→ Requirements: The exercise asks you to copy every line below in which "this" appears.

→ The data:
----------

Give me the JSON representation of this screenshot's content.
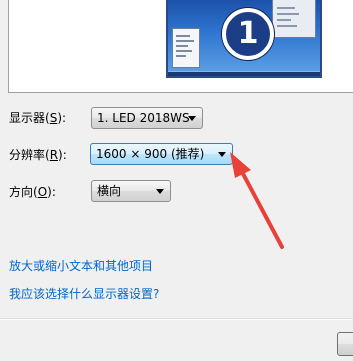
{
  "display_settings": {
    "monitor_preview": {
      "badge_number": "1"
    },
    "display_label": "显示器(S):",
    "display_label_parts": {
      "before": "显示器(",
      "key": "S",
      "after": "):"
    },
    "display_value": "1. LED 2018WS",
    "resolution_label_parts": {
      "before": "分辨率(",
      "key": "R",
      "after": "):"
    },
    "resolution_value": "1600 × 900 (推荐)",
    "orientation_label_parts": {
      "before": "方向(",
      "key": "O",
      "after": "):"
    },
    "orientation_value": "横向",
    "link_text_size": "放大或缩小文本和其他项目",
    "link_which_settings": "我应该选择什么显示器设置?"
  },
  "colors": {
    "link": "#0066cc",
    "annotation_arrow": "#e8413a",
    "focused_combo": "#3c7fb1"
  },
  "icons": [
    "monitor-preview",
    "dropdown-arrow-icon",
    "red-arrow-annotation"
  ]
}
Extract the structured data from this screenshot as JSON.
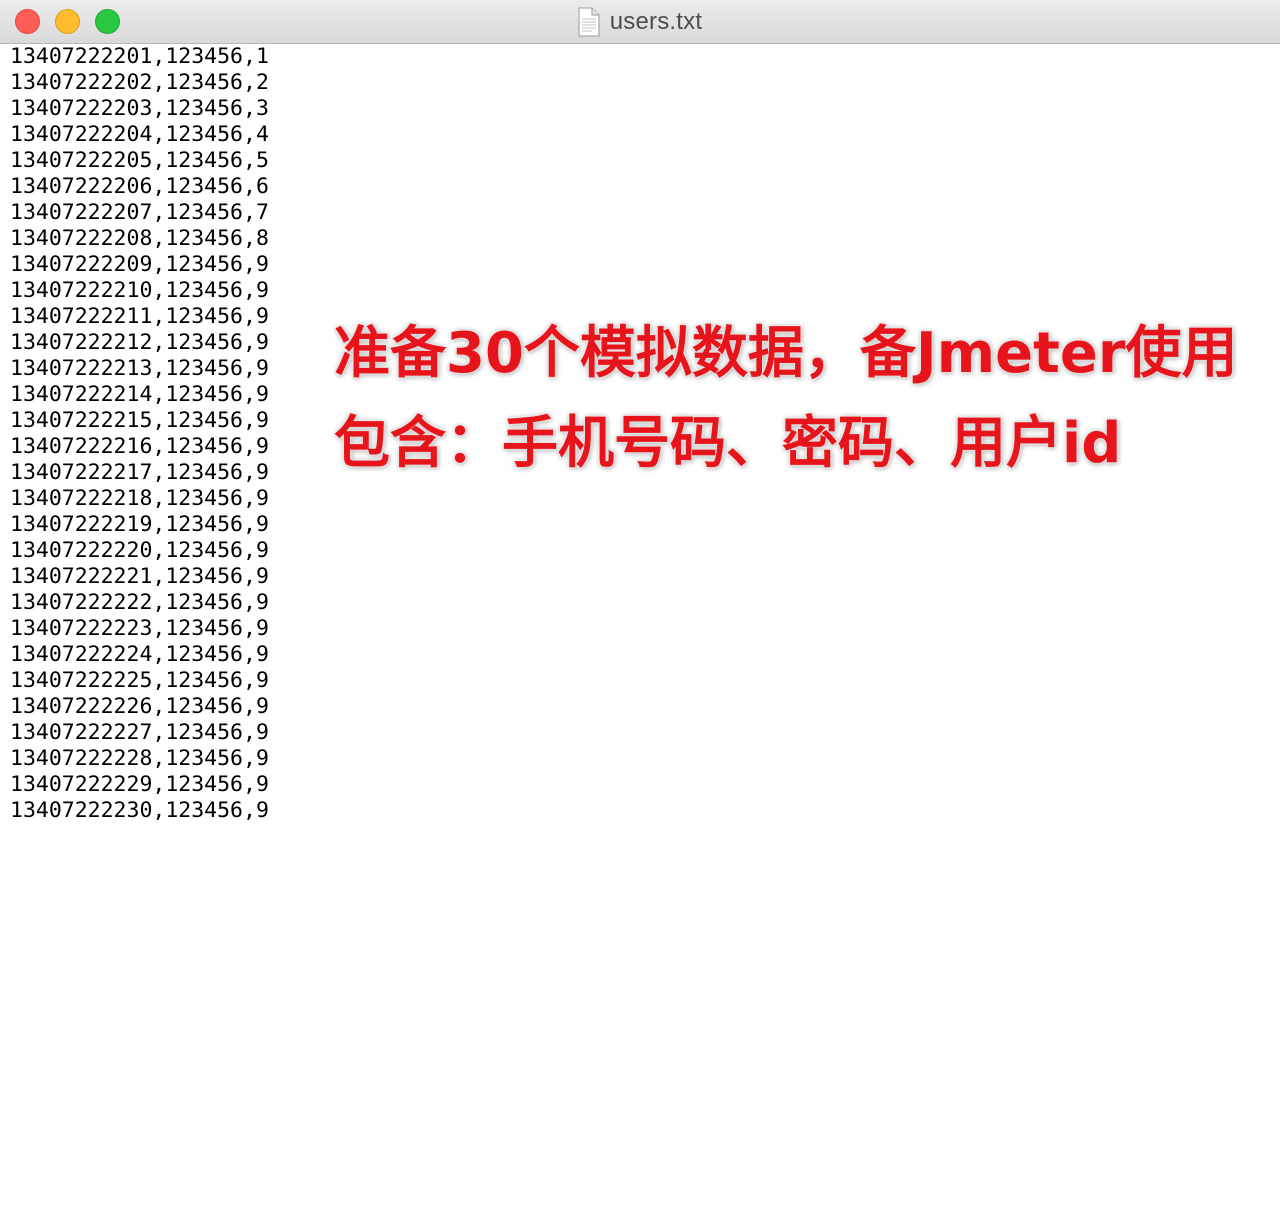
{
  "window": {
    "title": "users.txt"
  },
  "icons": {
    "close": "close-button-red",
    "minimize": "minimize-button-yellow",
    "zoom": "zoom-button-green",
    "document": "text-document-icon"
  },
  "colors": {
    "annotation": "#e8141c",
    "text": "#000000"
  },
  "lines": [
    "13407222201,123456,1",
    "13407222202,123456,2",
    "13407222203,123456,3",
    "13407222204,123456,4",
    "13407222205,123456,5",
    "13407222206,123456,6",
    "13407222207,123456,7",
    "13407222208,123456,8",
    "13407222209,123456,9",
    "13407222210,123456,9",
    "13407222211,123456,9",
    "13407222212,123456,9",
    "13407222213,123456,9",
    "13407222214,123456,9",
    "13407222215,123456,9",
    "13407222216,123456,9",
    "13407222217,123456,9",
    "13407222218,123456,9",
    "13407222219,123456,9",
    "13407222220,123456,9",
    "13407222221,123456,9",
    "13407222222,123456,9",
    "13407222223,123456,9",
    "13407222224,123456,9",
    "13407222225,123456,9",
    "13407222226,123456,9",
    "13407222227,123456,9",
    "13407222228,123456,9",
    "13407222229,123456,9",
    "13407222230,123456,9"
  ],
  "annotation": {
    "line1": "准备30个模拟数据，备Jmeter使用",
    "line2": "包含：手机号码、密码、用户id"
  }
}
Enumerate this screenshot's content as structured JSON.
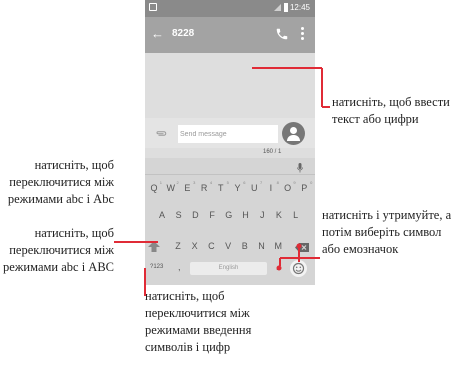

----------

→ Exercise result:
Give me the JSON representation of this screenshot's content.
Extract the structured data from this screenshot as JSON.
Enumerate this screenshot's content as structured JSON.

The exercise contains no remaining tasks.